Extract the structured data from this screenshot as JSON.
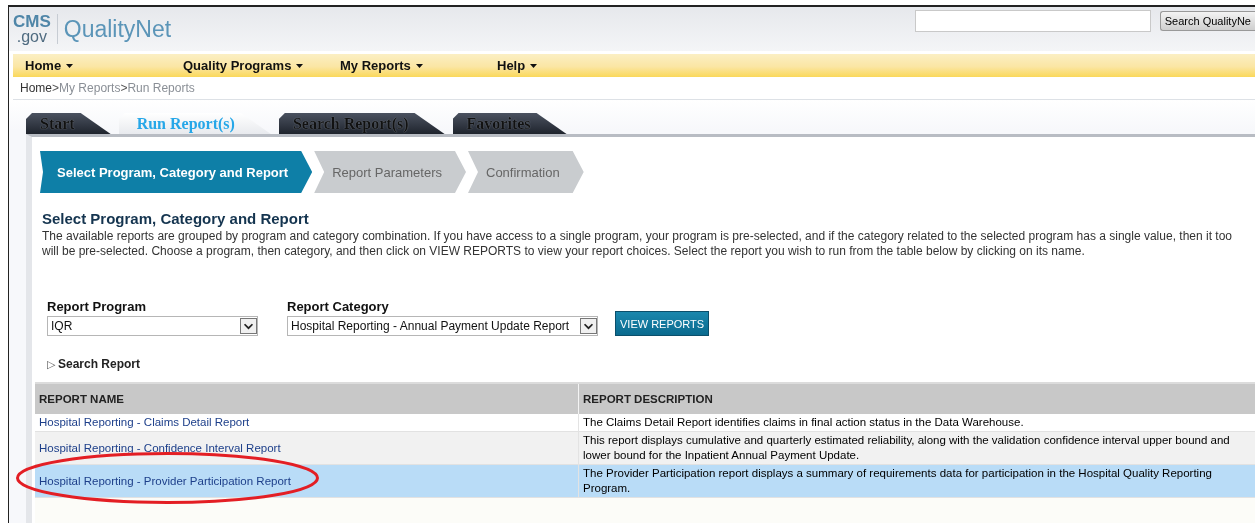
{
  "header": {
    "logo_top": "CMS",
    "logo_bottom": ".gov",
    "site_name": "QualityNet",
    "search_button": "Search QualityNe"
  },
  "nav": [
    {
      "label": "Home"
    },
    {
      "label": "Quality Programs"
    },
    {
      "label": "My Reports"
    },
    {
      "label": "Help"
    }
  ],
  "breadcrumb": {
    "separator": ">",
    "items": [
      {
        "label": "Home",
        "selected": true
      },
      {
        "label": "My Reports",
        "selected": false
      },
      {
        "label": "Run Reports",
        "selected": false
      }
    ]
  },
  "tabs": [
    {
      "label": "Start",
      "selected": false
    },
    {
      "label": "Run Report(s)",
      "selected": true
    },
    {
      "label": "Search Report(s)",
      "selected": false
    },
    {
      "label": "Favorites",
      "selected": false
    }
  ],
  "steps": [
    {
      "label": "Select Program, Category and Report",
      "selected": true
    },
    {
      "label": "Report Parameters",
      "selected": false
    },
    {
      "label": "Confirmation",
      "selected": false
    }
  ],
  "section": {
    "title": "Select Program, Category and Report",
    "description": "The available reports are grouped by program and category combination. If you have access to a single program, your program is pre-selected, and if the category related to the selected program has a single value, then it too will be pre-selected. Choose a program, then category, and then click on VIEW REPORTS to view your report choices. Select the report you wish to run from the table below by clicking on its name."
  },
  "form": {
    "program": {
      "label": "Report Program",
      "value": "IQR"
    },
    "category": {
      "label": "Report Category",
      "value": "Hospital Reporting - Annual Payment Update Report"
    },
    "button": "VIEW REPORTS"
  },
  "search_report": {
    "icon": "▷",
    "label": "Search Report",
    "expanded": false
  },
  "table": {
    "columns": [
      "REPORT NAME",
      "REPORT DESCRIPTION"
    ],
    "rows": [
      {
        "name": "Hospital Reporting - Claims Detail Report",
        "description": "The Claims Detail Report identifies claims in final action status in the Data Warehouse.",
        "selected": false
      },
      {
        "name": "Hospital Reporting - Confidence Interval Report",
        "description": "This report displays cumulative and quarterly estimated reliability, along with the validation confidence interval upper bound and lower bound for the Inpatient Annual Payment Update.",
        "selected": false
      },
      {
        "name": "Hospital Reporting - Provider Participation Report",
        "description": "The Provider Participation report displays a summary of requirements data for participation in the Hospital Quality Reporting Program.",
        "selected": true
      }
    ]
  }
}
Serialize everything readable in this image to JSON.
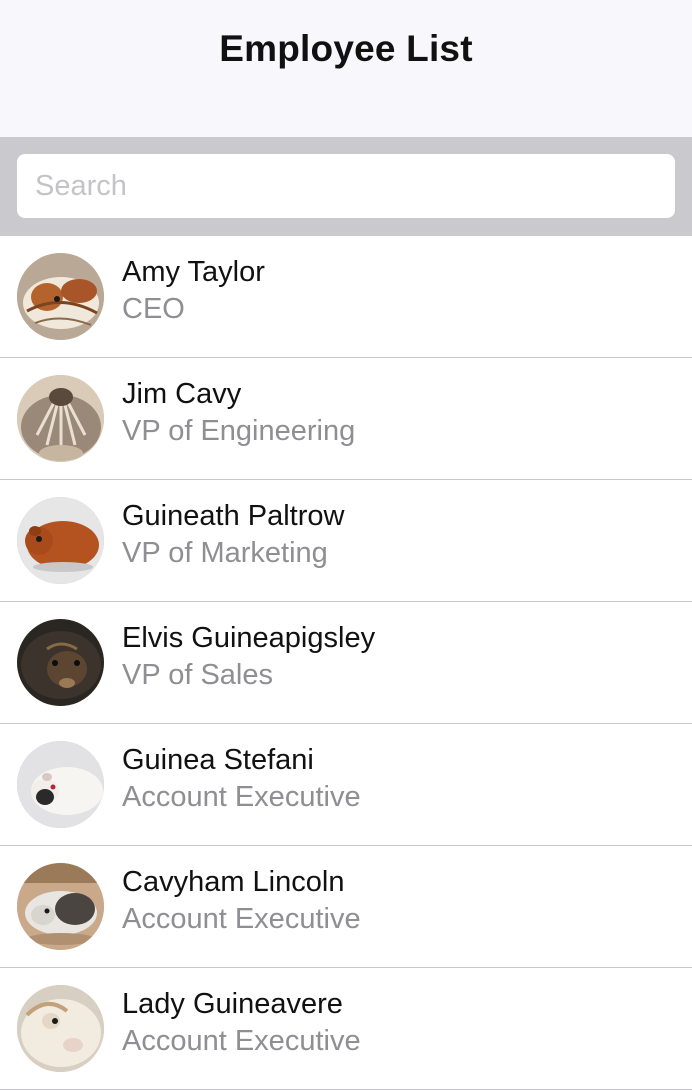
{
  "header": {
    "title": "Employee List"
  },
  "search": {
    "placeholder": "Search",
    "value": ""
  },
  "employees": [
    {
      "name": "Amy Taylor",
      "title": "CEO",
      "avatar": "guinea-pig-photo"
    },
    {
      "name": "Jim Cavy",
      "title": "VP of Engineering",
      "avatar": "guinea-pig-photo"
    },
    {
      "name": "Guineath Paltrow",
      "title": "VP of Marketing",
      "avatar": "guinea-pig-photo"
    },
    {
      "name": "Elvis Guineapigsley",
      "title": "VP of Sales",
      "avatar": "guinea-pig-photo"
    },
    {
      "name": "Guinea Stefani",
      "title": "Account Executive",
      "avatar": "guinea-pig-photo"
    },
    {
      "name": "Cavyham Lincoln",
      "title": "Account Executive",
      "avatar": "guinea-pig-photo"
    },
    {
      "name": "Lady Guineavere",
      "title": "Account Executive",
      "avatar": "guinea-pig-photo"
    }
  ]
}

- [DIRECTIONS]:
Omit each picture, then return all of the listing exactly as it stands.

- [THE REPLY]:
Extract the structured data from this screenshot as JSON.
{
  "header": {
    "logo_top": "CMS",
    "logo_bottom": ".gov",
    "site_name": "QualityNet",
    "search_button": "Search QualityNe"
  },
  "nav": [
    {
      "label": "Home"
    },
    {
      "label": "Quality Programs"
    },
    {
      "label": "My Reports"
    },
    {
      "label": "Help"
    }
  ],
  "breadcrumb": {
    "separator": ">",
    "items": [
      {
        "label": "Home",
        "selected": true
      },
      {
        "label": "My Reports",
        "selected": false
      },
      {
        "label": "Run Reports",
        "selected": false
      }
    ]
  },
  "tabs": [
    {
      "label": "Start",
      "selected": false
    },
    {
      "label": "Run Report(s)",
      "selected": true
    },
    {
      "label": "Search Report(s)",
      "selected": false
    },
    {
      "label": "Favorites",
      "selected": false
    }
  ],
  "steps": [
    {
      "label": "Select Program, Category and Report",
      "selected": true
    },
    {
      "label": "Report Parameters",
      "selected": false
    },
    {
      "label": "Confirmation",
      "selected": false
    }
  ],
  "section": {
    "title": "Select Program, Category and Report",
    "description": "The available reports are grouped by program and category combination. If you have access to a single program, your program is pre-selected, and if the category related to the selected program has a single value, then it too will be pre-selected. Choose a program, then category, and then click on VIEW REPORTS to view your report choices. Select the report you wish to run from the table below by clicking on its name."
  },
  "form": {
    "program": {
      "label": "Report Program",
      "value": "IQR"
    },
    "category": {
      "label": "Report Category",
      "value": "Hospital Reporting - Annual Payment Update Report"
    },
    "button": "VIEW REPORTS"
  },
  "search_report": {
    "icon": "▷",
    "label": "Search Report",
    "expanded": false
  },
  "table": {
    "columns": [
      "REPORT NAME",
      "REPORT DESCRIPTION"
    ],
    "rows": [
      {
        "name": "Hospital Reporting - Claims Detail Report",
        "description": "The Claims Detail Report identifies claims in final action status in the Data Warehouse.",
        "selected": false
      },
      {
        "name": "Hospital Reporting - Confidence Interval Report",
        "description": "This report displays cumulative and quarterly estimated reliability, along with the validation confidence interval upper bound and lower bound for the Inpatient Annual Payment Update.",
        "selected": false
      },
      {
        "name": "Hospital Reporting - Provider Participation Report",
        "description": "The Provider Participation report displays a summary of requirements data for participation in the Hospital Quality Reporting Program.",
        "selected": true
      }
    ]
  }
}
Serialize everything readable in this image to JSON.
{
  "header": {
    "title": "Employee List"
  },
  "search": {
    "placeholder": "Search",
    "value": ""
  },
  "employees": [
    {
      "name": "Amy Taylor",
      "title": "CEO",
      "avatar": "guinea-pig-photo"
    },
    {
      "name": "Jim Cavy",
      "title": "VP of Engineering",
      "avatar": "guinea-pig-photo"
    },
    {
      "name": "Guineath Paltrow",
      "title": "VP of Marketing",
      "avatar": "guinea-pig-photo"
    },
    {
      "name": "Elvis Guineapigsley",
      "title": "VP of Sales",
      "avatar": "guinea-pig-photo"
    },
    {
      "name": "Guinea Stefani",
      "title": "Account Executive",
      "avatar": "guinea-pig-photo"
    },
    {
      "name": "Cavyham Lincoln",
      "title": "Account Executive",
      "avatar": "guinea-pig-photo"
    },
    {
      "name": "Lady Guineavere",
      "title": "Account Executive",
      "avatar": "guinea-pig-photo"
    }
  ]
}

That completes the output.